To do –
Set out each line from the following listing that includes the word "senha".

Supplied records –
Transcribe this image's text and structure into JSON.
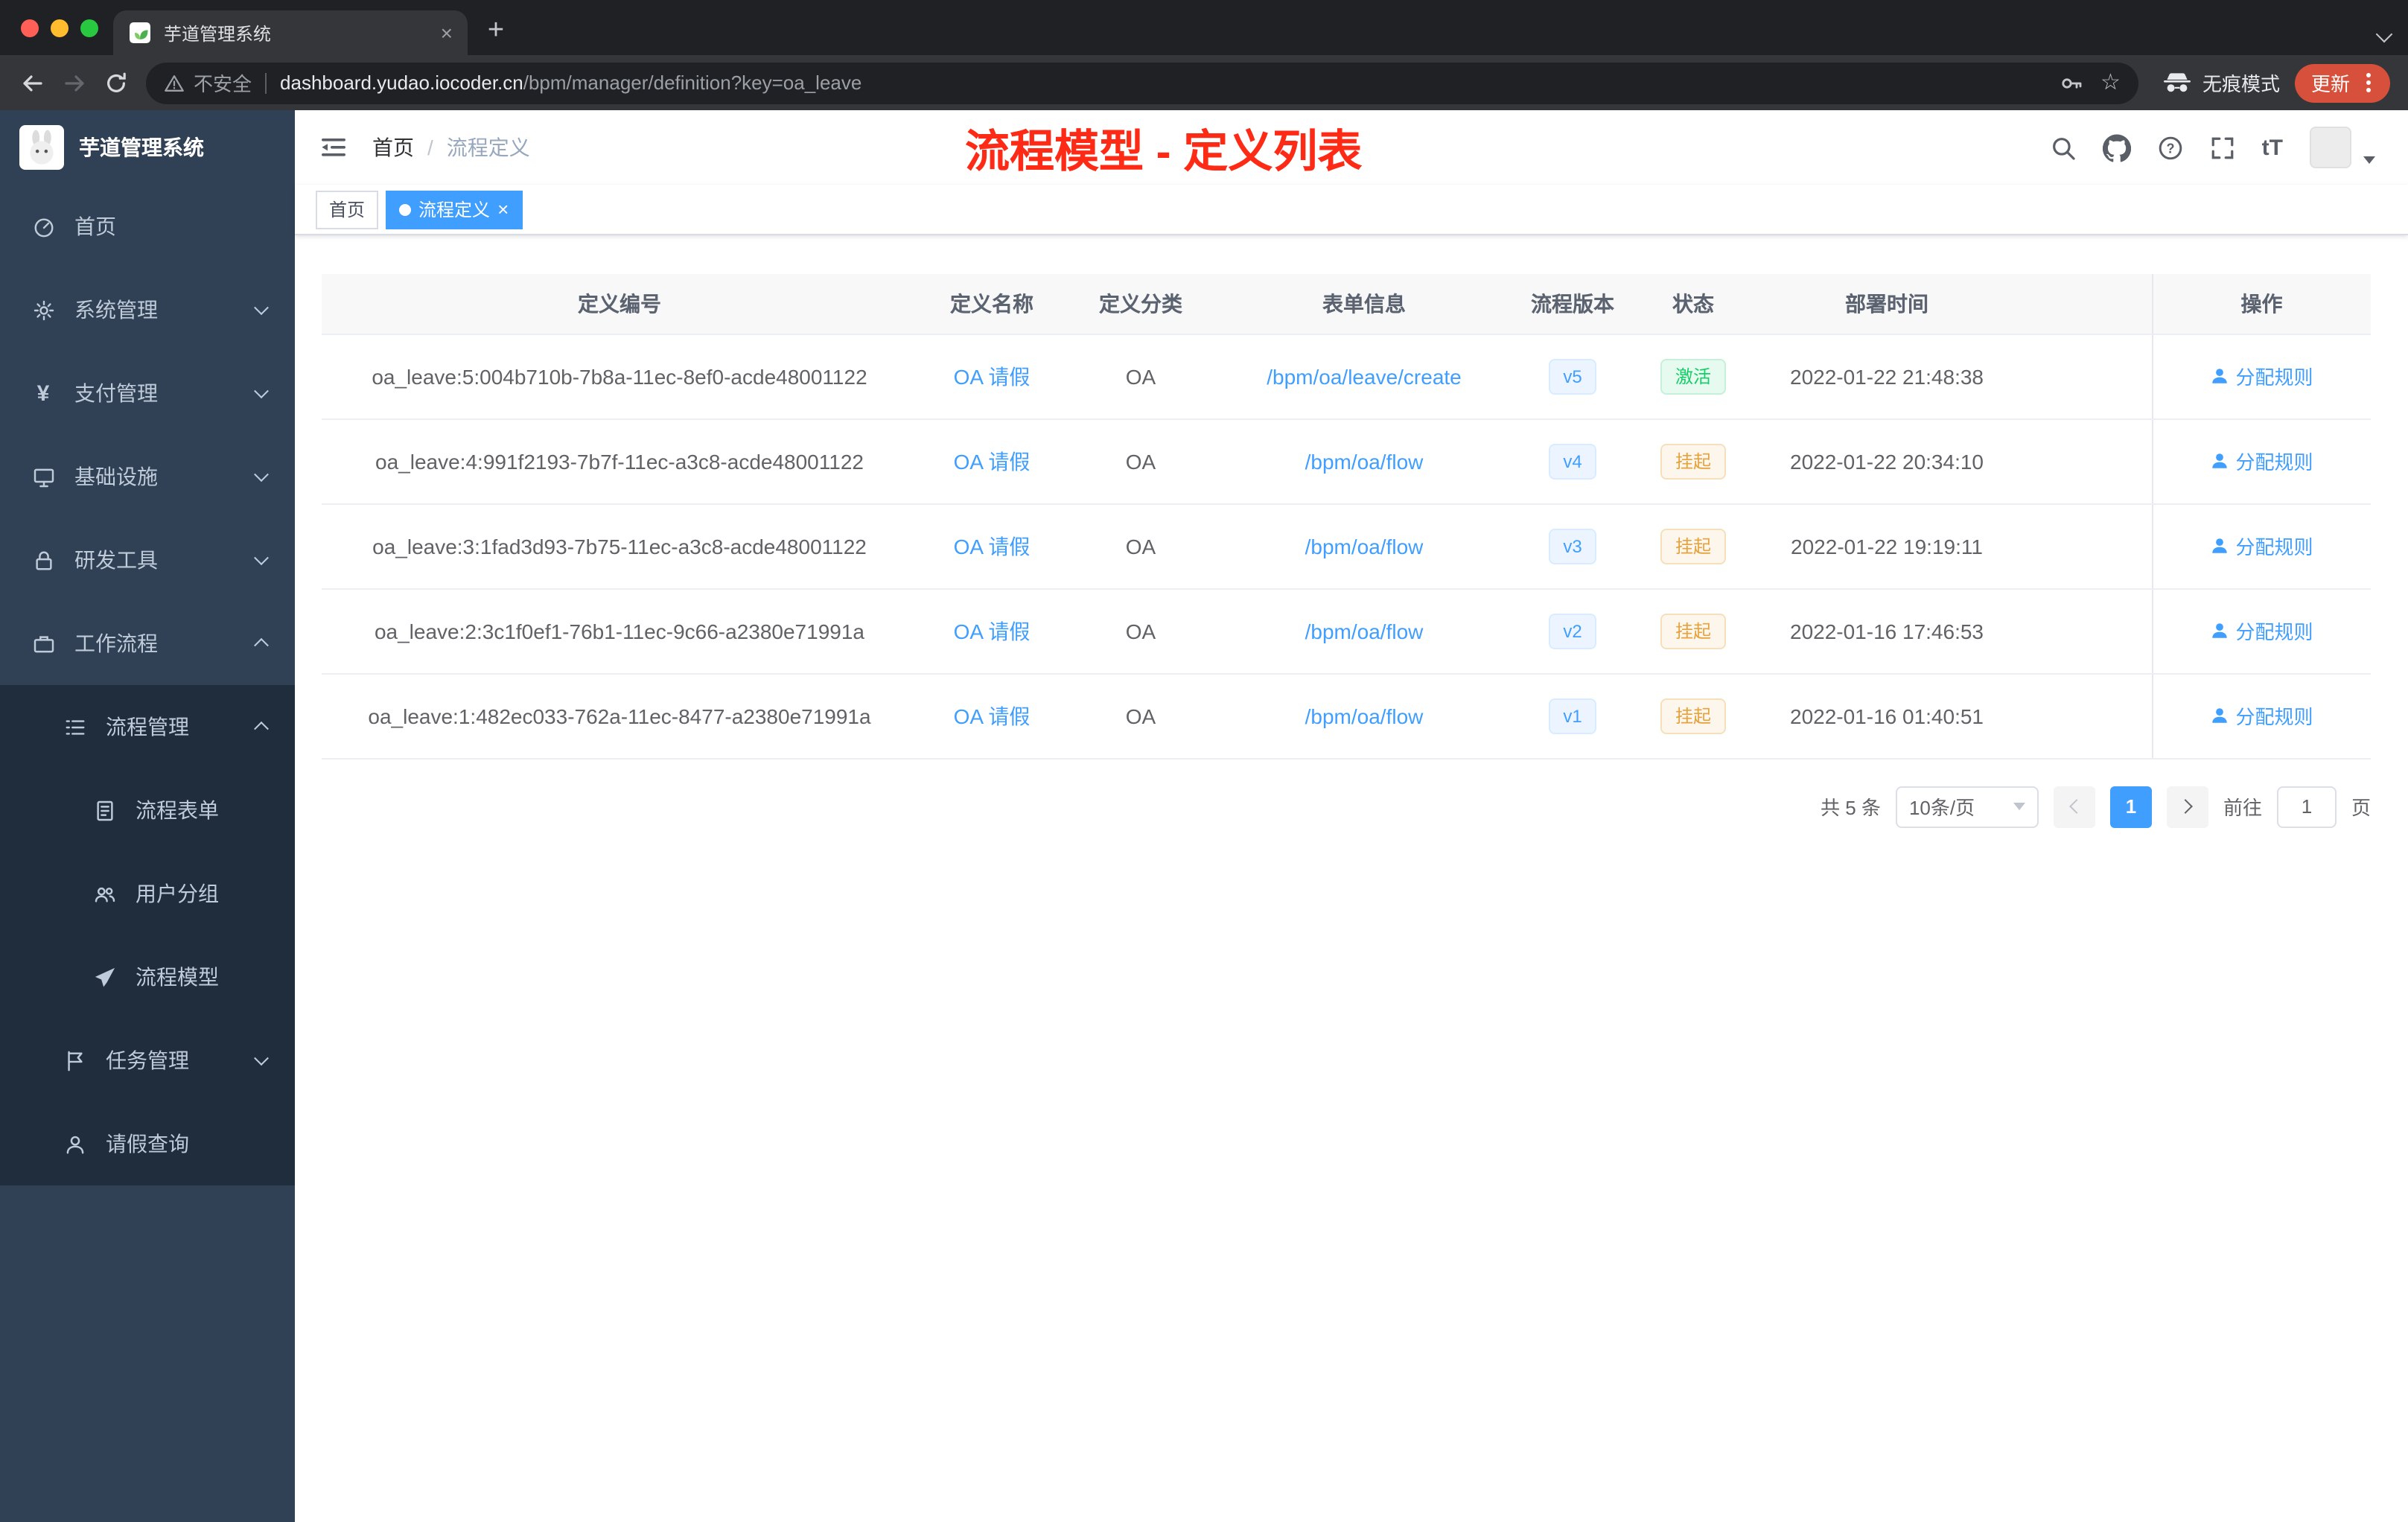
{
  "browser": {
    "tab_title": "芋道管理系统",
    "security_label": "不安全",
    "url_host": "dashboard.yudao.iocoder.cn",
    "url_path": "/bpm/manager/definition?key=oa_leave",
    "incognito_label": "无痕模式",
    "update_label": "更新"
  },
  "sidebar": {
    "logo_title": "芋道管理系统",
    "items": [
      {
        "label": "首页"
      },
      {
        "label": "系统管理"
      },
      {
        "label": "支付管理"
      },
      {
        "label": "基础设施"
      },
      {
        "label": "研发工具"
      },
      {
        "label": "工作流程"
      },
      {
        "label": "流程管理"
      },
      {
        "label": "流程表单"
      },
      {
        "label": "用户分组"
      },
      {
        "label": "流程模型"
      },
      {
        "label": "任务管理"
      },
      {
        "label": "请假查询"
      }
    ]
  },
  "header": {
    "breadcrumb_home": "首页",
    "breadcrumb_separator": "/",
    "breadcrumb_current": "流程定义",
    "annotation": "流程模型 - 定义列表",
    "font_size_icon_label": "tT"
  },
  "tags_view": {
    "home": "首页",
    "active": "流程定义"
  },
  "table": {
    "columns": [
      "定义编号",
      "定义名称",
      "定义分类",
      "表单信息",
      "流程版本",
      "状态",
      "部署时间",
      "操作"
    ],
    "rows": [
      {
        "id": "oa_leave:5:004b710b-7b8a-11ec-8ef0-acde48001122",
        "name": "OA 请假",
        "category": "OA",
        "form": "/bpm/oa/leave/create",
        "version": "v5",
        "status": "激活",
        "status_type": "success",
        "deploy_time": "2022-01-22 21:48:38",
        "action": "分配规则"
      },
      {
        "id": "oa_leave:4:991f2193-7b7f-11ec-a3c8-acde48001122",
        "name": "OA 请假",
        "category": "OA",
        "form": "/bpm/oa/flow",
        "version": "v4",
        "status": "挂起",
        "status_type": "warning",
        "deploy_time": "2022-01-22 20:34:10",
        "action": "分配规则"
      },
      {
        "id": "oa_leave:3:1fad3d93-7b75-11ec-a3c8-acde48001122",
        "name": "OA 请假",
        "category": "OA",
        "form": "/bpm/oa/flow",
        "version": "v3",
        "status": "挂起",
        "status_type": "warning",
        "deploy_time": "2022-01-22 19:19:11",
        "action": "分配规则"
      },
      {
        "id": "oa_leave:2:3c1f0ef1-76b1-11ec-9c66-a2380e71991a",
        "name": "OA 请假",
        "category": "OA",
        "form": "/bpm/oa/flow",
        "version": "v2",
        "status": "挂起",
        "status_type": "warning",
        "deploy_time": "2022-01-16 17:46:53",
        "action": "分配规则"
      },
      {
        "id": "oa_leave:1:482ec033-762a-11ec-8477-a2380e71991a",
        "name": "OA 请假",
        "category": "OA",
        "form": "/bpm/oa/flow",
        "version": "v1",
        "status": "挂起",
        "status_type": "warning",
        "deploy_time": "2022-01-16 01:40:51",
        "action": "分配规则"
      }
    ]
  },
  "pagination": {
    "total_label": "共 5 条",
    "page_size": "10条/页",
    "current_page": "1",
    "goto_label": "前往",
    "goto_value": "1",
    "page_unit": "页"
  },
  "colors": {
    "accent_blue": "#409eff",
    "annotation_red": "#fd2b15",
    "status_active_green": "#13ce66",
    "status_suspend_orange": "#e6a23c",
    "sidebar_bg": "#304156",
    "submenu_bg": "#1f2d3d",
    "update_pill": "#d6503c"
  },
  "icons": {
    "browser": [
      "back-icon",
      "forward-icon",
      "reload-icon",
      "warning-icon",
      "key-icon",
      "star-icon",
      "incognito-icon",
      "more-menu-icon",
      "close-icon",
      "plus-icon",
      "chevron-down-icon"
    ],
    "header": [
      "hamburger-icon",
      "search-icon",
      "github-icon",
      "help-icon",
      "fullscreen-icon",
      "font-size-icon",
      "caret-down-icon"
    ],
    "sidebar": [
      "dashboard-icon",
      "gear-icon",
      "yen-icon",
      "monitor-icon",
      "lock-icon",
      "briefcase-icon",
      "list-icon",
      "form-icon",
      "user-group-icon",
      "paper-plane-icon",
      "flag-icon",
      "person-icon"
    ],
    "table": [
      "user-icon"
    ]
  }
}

--

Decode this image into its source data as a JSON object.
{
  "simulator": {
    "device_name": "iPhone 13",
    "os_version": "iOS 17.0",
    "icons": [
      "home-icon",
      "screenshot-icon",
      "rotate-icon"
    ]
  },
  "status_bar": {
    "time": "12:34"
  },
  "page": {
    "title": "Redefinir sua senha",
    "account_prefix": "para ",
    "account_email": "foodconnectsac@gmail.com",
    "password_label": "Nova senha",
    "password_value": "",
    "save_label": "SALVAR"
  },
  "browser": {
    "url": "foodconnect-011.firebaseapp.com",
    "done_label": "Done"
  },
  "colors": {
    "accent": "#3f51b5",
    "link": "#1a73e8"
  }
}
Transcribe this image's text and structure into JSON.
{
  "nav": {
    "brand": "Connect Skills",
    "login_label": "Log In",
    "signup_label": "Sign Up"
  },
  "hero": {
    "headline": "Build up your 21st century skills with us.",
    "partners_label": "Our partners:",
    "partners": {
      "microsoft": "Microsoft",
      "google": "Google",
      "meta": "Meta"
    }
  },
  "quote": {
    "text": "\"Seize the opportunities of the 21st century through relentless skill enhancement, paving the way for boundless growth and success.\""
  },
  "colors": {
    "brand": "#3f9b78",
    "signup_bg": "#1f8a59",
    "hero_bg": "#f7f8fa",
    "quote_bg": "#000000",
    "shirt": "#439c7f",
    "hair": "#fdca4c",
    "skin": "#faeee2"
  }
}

Output below –
    "title": "Redefinir sua senha",
    "password_label": "Nova senha",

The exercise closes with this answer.